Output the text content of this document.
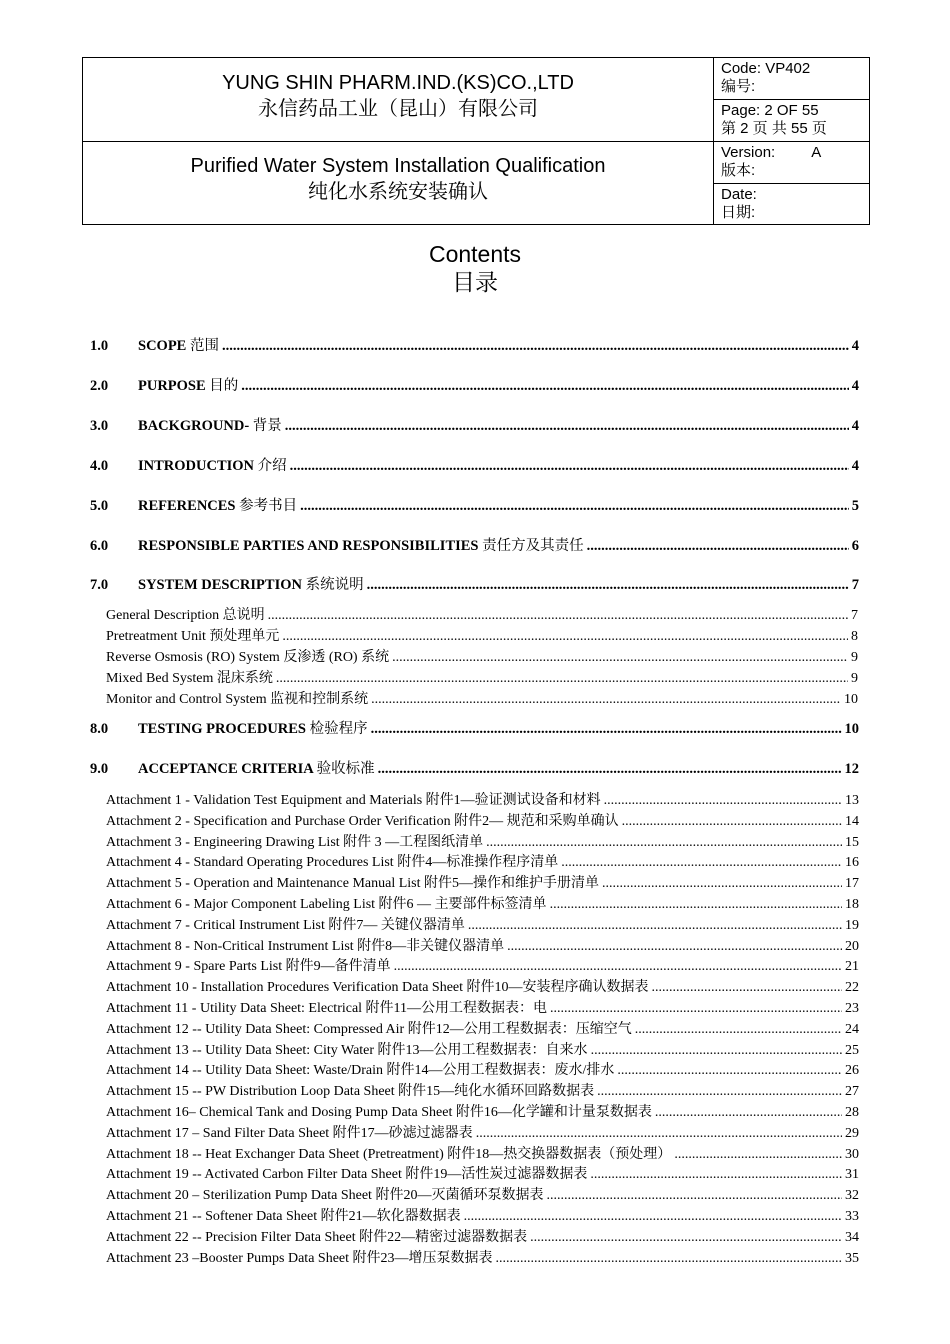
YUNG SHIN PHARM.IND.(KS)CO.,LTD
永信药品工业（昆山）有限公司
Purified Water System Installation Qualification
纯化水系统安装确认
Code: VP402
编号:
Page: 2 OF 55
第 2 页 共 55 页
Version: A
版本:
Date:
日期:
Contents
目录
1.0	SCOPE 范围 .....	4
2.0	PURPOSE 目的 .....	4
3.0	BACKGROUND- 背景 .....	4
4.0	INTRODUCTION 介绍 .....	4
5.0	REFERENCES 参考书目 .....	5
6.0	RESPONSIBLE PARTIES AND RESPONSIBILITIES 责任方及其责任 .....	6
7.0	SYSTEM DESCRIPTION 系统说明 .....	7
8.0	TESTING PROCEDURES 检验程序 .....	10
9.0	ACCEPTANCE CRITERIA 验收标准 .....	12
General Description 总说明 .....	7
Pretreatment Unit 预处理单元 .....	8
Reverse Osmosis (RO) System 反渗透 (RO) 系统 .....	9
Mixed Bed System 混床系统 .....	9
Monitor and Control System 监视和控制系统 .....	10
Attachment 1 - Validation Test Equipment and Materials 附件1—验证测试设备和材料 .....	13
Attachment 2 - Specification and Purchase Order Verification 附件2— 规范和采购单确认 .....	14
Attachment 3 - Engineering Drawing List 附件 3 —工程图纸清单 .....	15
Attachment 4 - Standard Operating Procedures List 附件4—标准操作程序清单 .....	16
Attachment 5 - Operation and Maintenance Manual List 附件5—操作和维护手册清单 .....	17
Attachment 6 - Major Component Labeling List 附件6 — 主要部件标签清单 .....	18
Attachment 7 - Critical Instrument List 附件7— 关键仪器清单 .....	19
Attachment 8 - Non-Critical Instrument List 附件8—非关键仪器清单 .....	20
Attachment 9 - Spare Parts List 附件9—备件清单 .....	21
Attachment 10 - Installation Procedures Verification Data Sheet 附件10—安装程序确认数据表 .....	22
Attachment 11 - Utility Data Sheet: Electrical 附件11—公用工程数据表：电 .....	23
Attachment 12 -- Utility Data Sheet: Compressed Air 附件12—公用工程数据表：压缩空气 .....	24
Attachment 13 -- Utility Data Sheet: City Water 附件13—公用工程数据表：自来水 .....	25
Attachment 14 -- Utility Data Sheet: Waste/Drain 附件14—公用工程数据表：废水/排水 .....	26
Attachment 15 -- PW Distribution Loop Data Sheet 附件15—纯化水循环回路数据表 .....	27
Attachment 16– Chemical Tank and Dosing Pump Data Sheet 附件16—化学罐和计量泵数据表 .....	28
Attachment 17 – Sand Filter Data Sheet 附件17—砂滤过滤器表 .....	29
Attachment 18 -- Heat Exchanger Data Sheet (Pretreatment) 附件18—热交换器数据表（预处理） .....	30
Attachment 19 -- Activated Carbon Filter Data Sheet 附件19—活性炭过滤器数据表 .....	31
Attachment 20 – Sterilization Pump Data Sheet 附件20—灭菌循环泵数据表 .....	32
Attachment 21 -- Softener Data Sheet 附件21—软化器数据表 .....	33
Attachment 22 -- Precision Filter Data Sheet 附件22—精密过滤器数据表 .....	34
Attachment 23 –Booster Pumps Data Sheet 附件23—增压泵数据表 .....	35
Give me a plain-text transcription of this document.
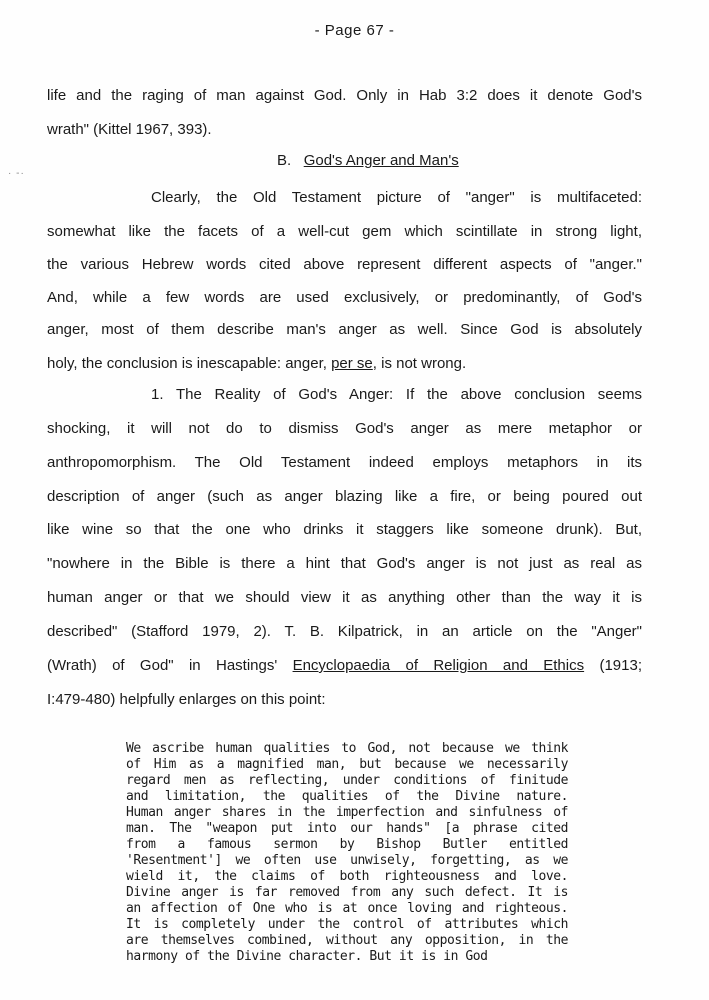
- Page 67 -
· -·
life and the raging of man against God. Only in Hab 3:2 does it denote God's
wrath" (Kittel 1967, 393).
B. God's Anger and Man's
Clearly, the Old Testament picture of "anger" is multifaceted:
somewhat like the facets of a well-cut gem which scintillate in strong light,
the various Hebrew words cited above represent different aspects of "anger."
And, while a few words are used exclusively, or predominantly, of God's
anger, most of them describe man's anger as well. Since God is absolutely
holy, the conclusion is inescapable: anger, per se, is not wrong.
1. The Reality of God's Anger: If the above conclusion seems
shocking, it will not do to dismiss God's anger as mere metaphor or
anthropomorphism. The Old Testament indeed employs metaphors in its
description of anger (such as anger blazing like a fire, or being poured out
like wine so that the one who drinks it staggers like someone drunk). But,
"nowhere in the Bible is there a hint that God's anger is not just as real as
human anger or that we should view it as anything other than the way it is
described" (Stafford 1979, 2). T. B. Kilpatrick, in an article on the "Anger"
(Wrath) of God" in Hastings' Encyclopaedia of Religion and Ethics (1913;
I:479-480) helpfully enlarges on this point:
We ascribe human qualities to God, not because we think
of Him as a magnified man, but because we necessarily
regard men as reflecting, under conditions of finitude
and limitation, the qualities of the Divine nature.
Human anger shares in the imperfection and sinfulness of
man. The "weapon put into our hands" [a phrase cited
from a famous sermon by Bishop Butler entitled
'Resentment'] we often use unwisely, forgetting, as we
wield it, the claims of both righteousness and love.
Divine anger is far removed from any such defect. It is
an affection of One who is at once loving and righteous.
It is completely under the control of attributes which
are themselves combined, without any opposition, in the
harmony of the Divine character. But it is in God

==

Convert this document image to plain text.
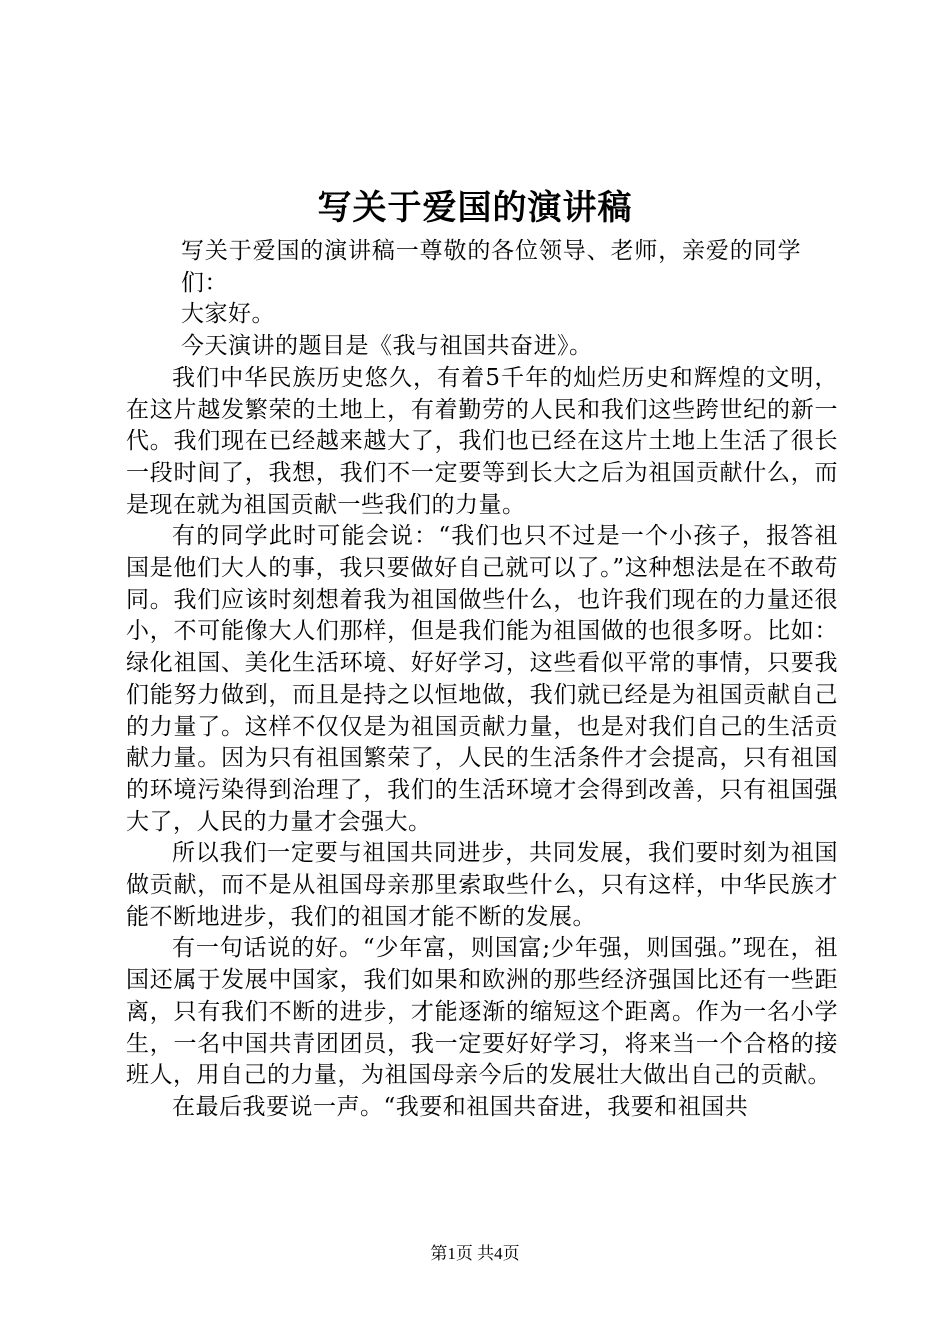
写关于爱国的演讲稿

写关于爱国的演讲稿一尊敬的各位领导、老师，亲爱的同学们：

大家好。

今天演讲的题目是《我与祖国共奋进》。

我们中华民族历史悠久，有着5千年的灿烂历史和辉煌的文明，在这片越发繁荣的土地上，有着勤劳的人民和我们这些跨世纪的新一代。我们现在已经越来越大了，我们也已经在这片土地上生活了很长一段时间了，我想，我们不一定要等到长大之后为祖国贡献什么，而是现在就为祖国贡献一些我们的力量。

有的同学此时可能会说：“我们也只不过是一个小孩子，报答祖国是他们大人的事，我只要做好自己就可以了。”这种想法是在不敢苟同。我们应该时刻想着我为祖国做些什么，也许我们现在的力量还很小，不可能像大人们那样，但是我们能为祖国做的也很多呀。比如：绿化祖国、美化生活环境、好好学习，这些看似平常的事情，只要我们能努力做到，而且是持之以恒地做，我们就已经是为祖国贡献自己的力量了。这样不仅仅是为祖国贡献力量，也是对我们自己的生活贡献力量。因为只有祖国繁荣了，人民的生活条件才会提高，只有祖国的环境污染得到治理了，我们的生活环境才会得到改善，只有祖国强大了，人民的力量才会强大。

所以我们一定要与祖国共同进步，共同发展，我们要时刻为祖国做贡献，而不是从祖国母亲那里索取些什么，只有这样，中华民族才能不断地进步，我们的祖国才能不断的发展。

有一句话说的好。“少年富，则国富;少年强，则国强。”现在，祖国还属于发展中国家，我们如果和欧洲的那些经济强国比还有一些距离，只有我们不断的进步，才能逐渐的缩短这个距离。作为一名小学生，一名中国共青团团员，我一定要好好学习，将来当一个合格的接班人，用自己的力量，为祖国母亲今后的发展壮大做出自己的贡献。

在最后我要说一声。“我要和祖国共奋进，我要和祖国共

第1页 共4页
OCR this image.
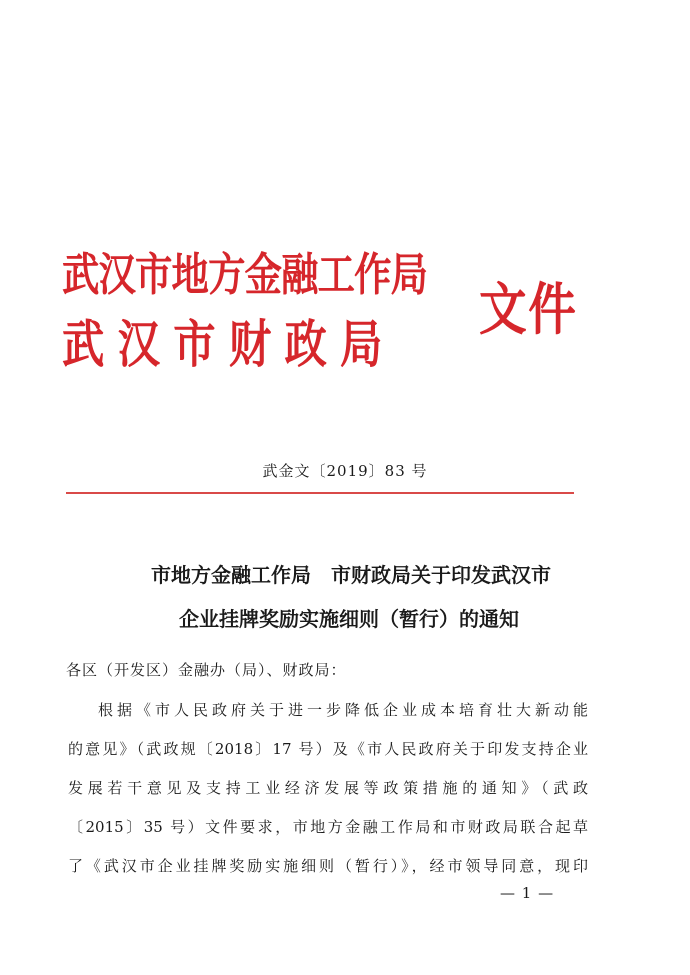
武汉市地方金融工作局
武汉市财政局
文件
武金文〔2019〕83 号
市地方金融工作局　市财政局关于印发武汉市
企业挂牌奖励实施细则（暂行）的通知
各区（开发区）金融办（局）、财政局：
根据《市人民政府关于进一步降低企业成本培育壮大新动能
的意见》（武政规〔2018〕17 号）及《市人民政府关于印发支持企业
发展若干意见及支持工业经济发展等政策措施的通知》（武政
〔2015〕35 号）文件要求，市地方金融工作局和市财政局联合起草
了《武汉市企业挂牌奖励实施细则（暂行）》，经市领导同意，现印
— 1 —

### [WHAT THE EXERCISE ASKS]
Reproduce every line of the listing above in which the string "conclusion" appears.

### [TASK RESPONSE]
holy, the conclusion is inescapable: anger, per se, is not wrong.
1. The Reality of God's Anger: If the above conclusion seems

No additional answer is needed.